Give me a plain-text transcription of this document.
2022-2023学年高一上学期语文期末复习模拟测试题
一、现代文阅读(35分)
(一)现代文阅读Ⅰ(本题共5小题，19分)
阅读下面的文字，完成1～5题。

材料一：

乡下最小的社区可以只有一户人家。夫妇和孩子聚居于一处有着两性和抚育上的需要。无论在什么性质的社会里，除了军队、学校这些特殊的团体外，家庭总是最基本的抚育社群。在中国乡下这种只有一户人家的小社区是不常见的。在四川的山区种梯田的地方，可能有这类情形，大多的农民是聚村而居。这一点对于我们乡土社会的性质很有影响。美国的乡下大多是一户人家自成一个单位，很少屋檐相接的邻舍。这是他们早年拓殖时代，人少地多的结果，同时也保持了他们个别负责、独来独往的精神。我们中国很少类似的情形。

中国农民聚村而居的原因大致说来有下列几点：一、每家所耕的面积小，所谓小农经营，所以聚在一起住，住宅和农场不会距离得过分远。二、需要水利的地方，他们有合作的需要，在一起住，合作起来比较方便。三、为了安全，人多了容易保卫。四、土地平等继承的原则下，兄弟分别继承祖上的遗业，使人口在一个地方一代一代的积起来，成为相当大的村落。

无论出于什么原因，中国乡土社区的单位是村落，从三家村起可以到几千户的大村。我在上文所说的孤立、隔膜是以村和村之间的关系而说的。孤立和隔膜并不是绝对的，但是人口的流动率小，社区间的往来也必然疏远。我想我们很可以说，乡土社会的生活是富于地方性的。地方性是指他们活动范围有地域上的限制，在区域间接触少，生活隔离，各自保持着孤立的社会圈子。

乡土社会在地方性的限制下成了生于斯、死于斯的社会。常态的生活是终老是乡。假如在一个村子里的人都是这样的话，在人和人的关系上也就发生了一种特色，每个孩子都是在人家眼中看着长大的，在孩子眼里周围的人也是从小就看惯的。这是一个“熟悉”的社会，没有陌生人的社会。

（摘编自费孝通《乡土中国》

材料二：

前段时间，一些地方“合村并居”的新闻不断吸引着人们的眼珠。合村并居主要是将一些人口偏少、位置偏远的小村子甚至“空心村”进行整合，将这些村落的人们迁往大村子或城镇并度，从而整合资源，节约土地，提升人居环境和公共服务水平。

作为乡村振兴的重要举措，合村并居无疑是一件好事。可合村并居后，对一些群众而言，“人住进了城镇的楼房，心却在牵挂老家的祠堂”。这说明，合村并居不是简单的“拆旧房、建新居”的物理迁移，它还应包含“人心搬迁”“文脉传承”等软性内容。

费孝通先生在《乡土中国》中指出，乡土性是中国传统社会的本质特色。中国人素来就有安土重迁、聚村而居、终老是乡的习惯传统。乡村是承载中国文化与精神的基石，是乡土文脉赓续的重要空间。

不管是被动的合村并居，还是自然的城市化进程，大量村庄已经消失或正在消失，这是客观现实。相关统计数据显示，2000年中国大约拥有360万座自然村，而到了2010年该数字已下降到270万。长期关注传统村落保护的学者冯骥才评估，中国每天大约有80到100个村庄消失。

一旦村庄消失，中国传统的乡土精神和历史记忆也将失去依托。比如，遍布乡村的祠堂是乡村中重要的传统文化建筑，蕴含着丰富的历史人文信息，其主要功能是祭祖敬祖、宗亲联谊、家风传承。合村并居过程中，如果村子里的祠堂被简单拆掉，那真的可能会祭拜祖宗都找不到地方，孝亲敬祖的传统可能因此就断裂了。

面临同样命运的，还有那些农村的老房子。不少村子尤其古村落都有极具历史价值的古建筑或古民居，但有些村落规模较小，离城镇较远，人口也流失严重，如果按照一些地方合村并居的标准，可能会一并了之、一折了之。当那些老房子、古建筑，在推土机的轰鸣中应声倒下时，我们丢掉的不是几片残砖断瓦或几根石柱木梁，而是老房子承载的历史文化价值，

_ _ _ _

» **Given instruction**
Return all the data exactly as given.

» **Answer for the task**
Give me a plain-text transcription of this document.
2022-2023学年高一上学期语文期末复习模拟测试题
一、现代文阅读(35分)
(一)现代文阅读Ⅰ(本题共5小题，19分)
阅读下面的文字，完成1～5题。

材料一：

乡下最小的社区可以只有一户人家。夫妇和孩子聚居于一处有着两性和抚育上的需要。无论在什么性质的社会里，除了军队、学校这些特殊的团体外，家庭总是最基本的抚育社群。在中国乡下这种只有一户人家的小社区是不常见的。在四川的山区种梯田的地方，可能有这类情形，大多的农民是聚村而居。这一点对于我们乡土社会的性质很有影响。美国的乡下大多是一户人家自成一个单位，很少屋檐相接的邻舍。这是他们早年拓殖时代，人少地多的结果，同时也保持了他们个别负责、独来独往的精神。我们中国很少类似的情形。

中国农民聚村而居的原因大致说来有下列几点：一、每家所耕的面积小，所谓小农经营，所以聚在一起住，住宅和农场不会距离得过分远。二、需要水利的地方，他们有合作的需要，在一起住，合作起来比较方便。三、为了安全，人多了容易保卫。四、土地平等继承的原则下，兄弟分别继承祖上的遗业，使人口在一个地方一代一代的积起来，成为相当大的村落。

无论出于什么原因，中国乡土社区的单位是村落，从三家村起可以到几千户的大村。我在上文所说的孤立、隔膜是以村和村之间的关系而说的。孤立和隔膜并不是绝对的，但是人口的流动率小，社区间的往来也必然疏远。我想我们很可以说，乡土社会的生活是富于地方性的。地方性是指他们活动范围有地域上的限制，在区域间接触少，生活隔离，各自保持着孤立的社会圈子。

乡土社会在地方性的限制下成了生于斯、死于斯的社会。常态的生活是终老是乡。假如在一个村子里的人都是这样的话，在人和人的关系上也就发生了一种特色，每个孩子都是在人家眼中看着长大的，在孩子眼里周围的人也是从小就看惯的。这是一个“熟悉”的社会，没有陌生人的社会。

（摘编自费孝通《乡土中国》

材料二：

前段时间，一些地方“合村并居”的新闻不断吸引着人们的眼珠。合村并居主要是将一些人口偏少、位置偏远的小村子甚至“空心村”进行整合，将这些村落的人们迁往大村子或城镇并度，从而整合资源，节约土地，提升人居环境和公共服务水平。

作为乡村振兴的重要举措，合村并居无疑是一件好事。可合村并居后，对一些群众而言，“人住进了城镇的楼房，心却在牵挂老家的祠堂”。这说明，合村并居不是简单的“拆旧房、建新居”的物理迁移，它还应包含“人心搬迁”“文脉传承”等软性内容。

费孝通先生在《乡土中国》中指出，乡土性是中国传统社会的本质特色。中国人素来就有安土重迁、聚村而居、终老是乡的习惯传统。乡村是承载中国文化与精神的基石，是乡土文脉赓续的重要空间。

不管是被动的合村并居，还是自然的城市化进程，大量村庄已经消失或正在消失，这是客观现实。相关统计数据显示，2000年中国大约拥有360万座自然村，而到了2010年该数字已下降到270万。长期关注传统村落保护的学者冯骥才评估，中国每天大约有80到100个村庄消失。

一旦村庄消失，中国传统的乡土精神和历史记忆也将失去依托。比如，遍布乡村的祠堂是乡村中重要的传统文化建筑，蕴含着丰富的历史人文信息，其主要功能是祭祖敬祖、宗亲联谊、家风传承。合村并居过程中，如果村子里的祠堂被简单拆掉，那真的可能会祭拜祖宗都找不到地方，孝亲敬祖的传统可能因此就断裂了。

面临同样命运的，还有那些农村的老房子。不少村子尤其古村落都有极具历史价值的古建筑或古民居，但有些村落规模较小，离城镇较远，人口也流失严重，如果按照一些地方合村并居的标准，可能会一并了之、一折了之。当那些老房子、古建筑，在推土机的轰鸣中应声倒下时，我们丢掉的不是几片残砖断瓦或几根石柱木梁，而是老房子承载的历史文化价值，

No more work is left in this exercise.